* _What is asked_
Everything in the data should be repeated exactly, save for the images.

* _Given records_

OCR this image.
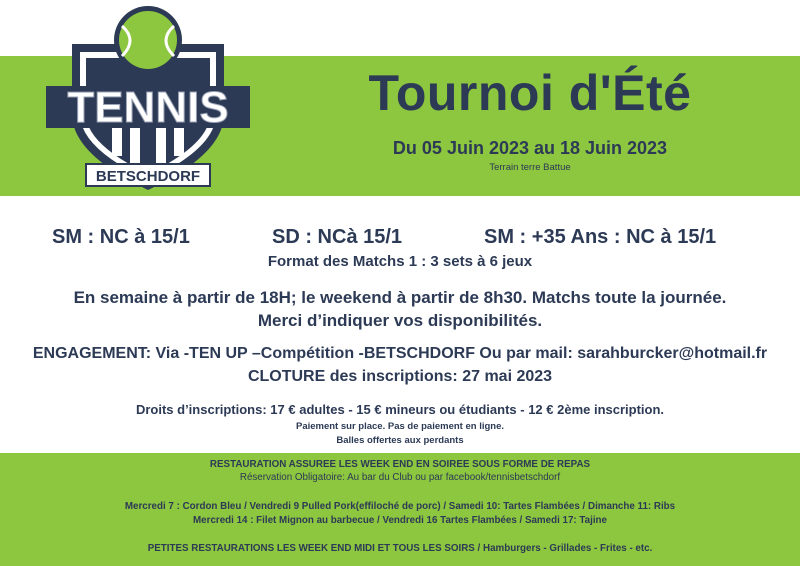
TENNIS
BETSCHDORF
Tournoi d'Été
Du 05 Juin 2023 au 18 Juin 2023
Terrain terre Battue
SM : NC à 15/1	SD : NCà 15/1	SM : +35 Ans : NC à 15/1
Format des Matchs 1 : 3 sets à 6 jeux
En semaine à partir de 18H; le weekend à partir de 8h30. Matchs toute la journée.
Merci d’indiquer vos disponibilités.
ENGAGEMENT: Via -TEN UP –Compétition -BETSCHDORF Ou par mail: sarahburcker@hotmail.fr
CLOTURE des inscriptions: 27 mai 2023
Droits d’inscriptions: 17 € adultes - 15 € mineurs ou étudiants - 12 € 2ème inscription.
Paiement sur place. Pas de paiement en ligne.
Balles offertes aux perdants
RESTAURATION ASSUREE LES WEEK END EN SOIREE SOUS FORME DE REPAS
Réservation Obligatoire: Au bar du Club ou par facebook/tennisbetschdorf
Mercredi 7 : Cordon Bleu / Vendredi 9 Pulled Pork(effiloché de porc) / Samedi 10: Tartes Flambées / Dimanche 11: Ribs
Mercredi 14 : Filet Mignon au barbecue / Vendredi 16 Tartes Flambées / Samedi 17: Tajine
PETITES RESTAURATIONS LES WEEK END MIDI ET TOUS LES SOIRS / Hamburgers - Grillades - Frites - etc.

* _Solution to this exercise_
OCR this image.
TENNIS
BETSCHDORF
Tournoi d'Été
Du 05 Juin 2023 au 18 Juin 2023
Terrain terre Battue
SM : NC à 15/1	SD : NCà 15/1	SM : +35 Ans : NC à 15/1
Format des Matchs 1 : 3 sets à 6 jeux
En semaine à partir de 18H; le weekend à partir de 8h30. Matchs toute la journée.
Merci d’indiquer vos disponibilités.
ENGAGEMENT: Via -TEN UP –Compétition -BETSCHDORF Ou par mail: sarahburcker@hotmail.fr
CLOTURE des inscriptions: 27 mai 2023
Droits d’inscriptions: 17 € adultes - 15 € mineurs ou étudiants - 12 € 2ème inscription.
Paiement sur place. Pas de paiement en ligne.
Balles offertes aux perdants
RESTAURATION ASSUREE LES WEEK END EN SOIREE SOUS FORME DE REPAS
Réservation Obligatoire: Au bar du Club ou par facebook/tennisbetschdorf
Mercredi 7 : Cordon Bleu / Vendredi 9 Pulled Pork(effiloché de porc) / Samedi 10: Tartes Flambées / Dimanche 11: Ribs
Mercredi 14 : Filet Mignon au barbecue / Vendredi 16 Tartes Flambées / Samedi 17: Tajine
PETITES RESTAURATIONS LES WEEK END MIDI ET TOUS LES SOIRS / Hamburgers - Grillades - Frites - etc.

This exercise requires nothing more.